#### Task to carry out:
Every record below should be printed exactly as given.

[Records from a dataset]
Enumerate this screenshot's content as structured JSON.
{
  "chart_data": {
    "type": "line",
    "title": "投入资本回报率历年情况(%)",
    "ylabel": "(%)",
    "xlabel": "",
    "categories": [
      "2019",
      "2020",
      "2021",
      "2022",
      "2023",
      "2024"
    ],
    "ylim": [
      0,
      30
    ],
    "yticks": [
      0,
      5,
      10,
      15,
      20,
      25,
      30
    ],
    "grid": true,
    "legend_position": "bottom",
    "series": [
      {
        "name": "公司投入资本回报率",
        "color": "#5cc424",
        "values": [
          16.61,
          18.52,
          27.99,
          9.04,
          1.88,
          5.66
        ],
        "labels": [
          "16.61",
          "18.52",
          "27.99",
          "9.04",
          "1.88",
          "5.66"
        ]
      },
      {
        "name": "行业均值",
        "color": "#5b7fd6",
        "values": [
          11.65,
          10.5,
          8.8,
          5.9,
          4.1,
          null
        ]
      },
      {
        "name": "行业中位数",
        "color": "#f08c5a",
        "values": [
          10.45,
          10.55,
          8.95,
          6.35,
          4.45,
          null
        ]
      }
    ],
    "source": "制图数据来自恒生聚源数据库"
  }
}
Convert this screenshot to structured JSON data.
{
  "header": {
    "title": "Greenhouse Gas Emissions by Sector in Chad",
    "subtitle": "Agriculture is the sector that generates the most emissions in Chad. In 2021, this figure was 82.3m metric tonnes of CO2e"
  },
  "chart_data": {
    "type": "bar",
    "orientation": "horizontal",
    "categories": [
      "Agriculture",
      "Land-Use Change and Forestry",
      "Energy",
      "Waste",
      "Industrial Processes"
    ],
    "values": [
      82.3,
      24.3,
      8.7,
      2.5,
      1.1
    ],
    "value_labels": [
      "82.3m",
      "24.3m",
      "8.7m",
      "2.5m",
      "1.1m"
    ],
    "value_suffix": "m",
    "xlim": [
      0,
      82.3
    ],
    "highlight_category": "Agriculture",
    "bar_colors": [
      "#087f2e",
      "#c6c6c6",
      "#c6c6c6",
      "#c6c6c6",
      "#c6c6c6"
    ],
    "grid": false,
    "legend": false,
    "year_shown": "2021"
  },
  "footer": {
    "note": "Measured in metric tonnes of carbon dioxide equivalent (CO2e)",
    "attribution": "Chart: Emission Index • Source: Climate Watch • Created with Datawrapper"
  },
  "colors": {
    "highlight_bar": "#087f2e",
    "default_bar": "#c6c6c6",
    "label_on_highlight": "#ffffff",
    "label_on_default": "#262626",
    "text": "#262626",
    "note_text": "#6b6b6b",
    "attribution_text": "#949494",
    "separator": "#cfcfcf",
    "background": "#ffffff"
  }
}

#### Written solution:
Enumerate this screenshot's content as structured JSON.
{
  "chart_data": {
    "type": "line",
    "title": "投入资本回报率历年情况(%)",
    "ylabel": "(%)",
    "xlabel": "",
    "categories": [
      "2019",
      "2020",
      "2021",
      "2022",
      "2023",
      "2024"
    ],
    "ylim": [
      0,
      30
    ],
    "yticks": [
      0,
      5,
      10,
      15,
      20,
      25,
      30
    ],
    "grid": true,
    "legend_position": "bottom",
    "series": [
      {
        "name": "公司投入资本回报率",
        "color": "#5cc424",
        "values": [
          16.61,
          18.52,
          27.99,
          9.04,
          1.88,
          5.66
        ],
        "labels": [
          "16.61",
          "18.52",
          "27.99",
          "9.04",
          "1.88",
          "5.66"
        ]
      },
      {
        "name": "行业均值",
        "color": "#5b7fd6",
        "values": [
          11.65,
          10.5,
          8.8,
          5.9,
          4.1,
          null
        ]
      },
      {
        "name": "行业中位数",
        "color": "#f08c5a",
        "values": [
          10.45,
          10.55,
          8.95,
          6.35,
          4.45,
          null
        ]
      }
    ],
    "source": "制图数据来自恒生聚源数据库"
  }
}
Convert this screenshot to structured JSON data.
{
  "header": {
    "title": "Greenhouse Gas Emissions by Sector in Chad",
    "subtitle": "Agriculture is the sector that generates the most emissions in Chad. In 2021, this figure was 82.3m metric tonnes of CO2e"
  },
  "chart_data": {
    "type": "bar",
    "orientation": "horizontal",
    "categories": [
      "Agriculture",
      "Land-Use Change and Forestry",
      "Energy",
      "Waste",
      "Industrial Processes"
    ],
    "values": [
      82.3,
      24.3,
      8.7,
      2.5,
      1.1
    ],
    "value_labels": [
      "82.3m",
      "24.3m",
      "8.7m",
      "2.5m",
      "1.1m"
    ],
    "value_suffix": "m",
    "xlim": [
      0,
      82.3
    ],
    "highlight_category": "Agriculture",
    "bar_colors": [
      "#087f2e",
      "#c6c6c6",
      "#c6c6c6",
      "#c6c6c6",
      "#c6c6c6"
    ],
    "grid": false,
    "legend": false,
    "year_shown": "2021"
  },
  "footer": {
    "note": "Measured in metric tonnes of carbon dioxide equivalent (CO2e)",
    "attribution": "Chart: Emission Index • Source: Climate Watch • Created with Datawrapper"
  },
  "colors": {
    "highlight_bar": "#087f2e",
    "default_bar": "#c6c6c6",
    "label_on_highlight": "#ffffff",
    "label_on_default": "#262626",
    "text": "#262626",
    "note_text": "#6b6b6b",
    "attribution_text": "#949494",
    "separator": "#cfcfcf",
    "background": "#ffffff"
  }
}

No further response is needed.